Task statement: Your task is to output the entries below word for word.

Saved entries:
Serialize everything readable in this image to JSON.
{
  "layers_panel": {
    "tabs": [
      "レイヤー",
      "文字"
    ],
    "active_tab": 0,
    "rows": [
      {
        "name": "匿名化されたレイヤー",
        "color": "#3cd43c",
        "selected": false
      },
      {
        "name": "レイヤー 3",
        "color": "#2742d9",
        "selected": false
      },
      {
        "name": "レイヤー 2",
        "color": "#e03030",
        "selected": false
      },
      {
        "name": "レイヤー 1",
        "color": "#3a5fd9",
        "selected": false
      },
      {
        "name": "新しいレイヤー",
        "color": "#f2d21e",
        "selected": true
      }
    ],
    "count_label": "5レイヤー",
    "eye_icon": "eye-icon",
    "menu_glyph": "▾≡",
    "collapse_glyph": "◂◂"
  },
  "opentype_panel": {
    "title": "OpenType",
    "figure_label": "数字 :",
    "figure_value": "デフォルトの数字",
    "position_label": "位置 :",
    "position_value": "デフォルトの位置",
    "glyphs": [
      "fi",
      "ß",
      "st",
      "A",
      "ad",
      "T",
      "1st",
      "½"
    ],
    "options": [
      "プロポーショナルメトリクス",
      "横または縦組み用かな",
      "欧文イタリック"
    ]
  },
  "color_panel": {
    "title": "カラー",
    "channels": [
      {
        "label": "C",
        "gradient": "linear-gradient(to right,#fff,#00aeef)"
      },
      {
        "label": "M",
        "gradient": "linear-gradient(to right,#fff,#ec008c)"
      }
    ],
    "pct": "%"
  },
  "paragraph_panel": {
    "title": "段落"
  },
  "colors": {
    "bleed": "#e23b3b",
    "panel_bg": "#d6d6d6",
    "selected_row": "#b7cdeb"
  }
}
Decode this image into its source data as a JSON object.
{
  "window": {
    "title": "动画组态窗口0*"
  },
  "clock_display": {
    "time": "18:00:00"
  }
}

Solution to the exercise:
Serialize everything readable in this image to JSON.
{
  "layers_panel": {
    "tabs": [
      "レイヤー",
      "文字"
    ],
    "active_tab": 0,
    "rows": [
      {
        "name": "匿名化されたレイヤー",
        "color": "#3cd43c",
        "selected": false
      },
      {
        "name": "レイヤー 3",
        "color": "#2742d9",
        "selected": false
      },
      {
        "name": "レイヤー 2",
        "color": "#e03030",
        "selected": false
      },
      {
        "name": "レイヤー 1",
        "color": "#3a5fd9",
        "selected": false
      },
      {
        "name": "新しいレイヤー",
        "color": "#f2d21e",
        "selected": true
      }
    ],
    "count_label": "5レイヤー",
    "eye_icon": "eye-icon",
    "menu_glyph": "▾≡",
    "collapse_glyph": "◂◂"
  },
  "opentype_panel": {
    "title": "OpenType",
    "figure_label": "数字 :",
    "figure_value": "デフォルトの数字",
    "position_label": "位置 :",
    "position_value": "デフォルトの位置",
    "glyphs": [
      "fi",
      "ß",
      "st",
      "A",
      "ad",
      "T",
      "1st",
      "½"
    ],
    "options": [
      "プロポーショナルメトリクス",
      "横または縦組み用かな",
      "欧文イタリック"
    ]
  },
  "color_panel": {
    "title": "カラー",
    "channels": [
      {
        "label": "C",
        "gradient": "linear-gradient(to right,#fff,#00aeef)"
      },
      {
        "label": "M",
        "gradient": "linear-gradient(to right,#fff,#ec008c)"
      }
    ],
    "pct": "%"
  },
  "paragraph_panel": {
    "title": "段落"
  },
  "colors": {
    "bleed": "#e23b3b",
    "panel_bg": "#d6d6d6",
    "selected_row": "#b7cdeb"
  }
}
Decode this image into its source data as a JSON object.
{
  "window": {
    "title": "动画组态窗口0*"
  },
  "clock_display": {
    "time": "18:00:00"
  }
}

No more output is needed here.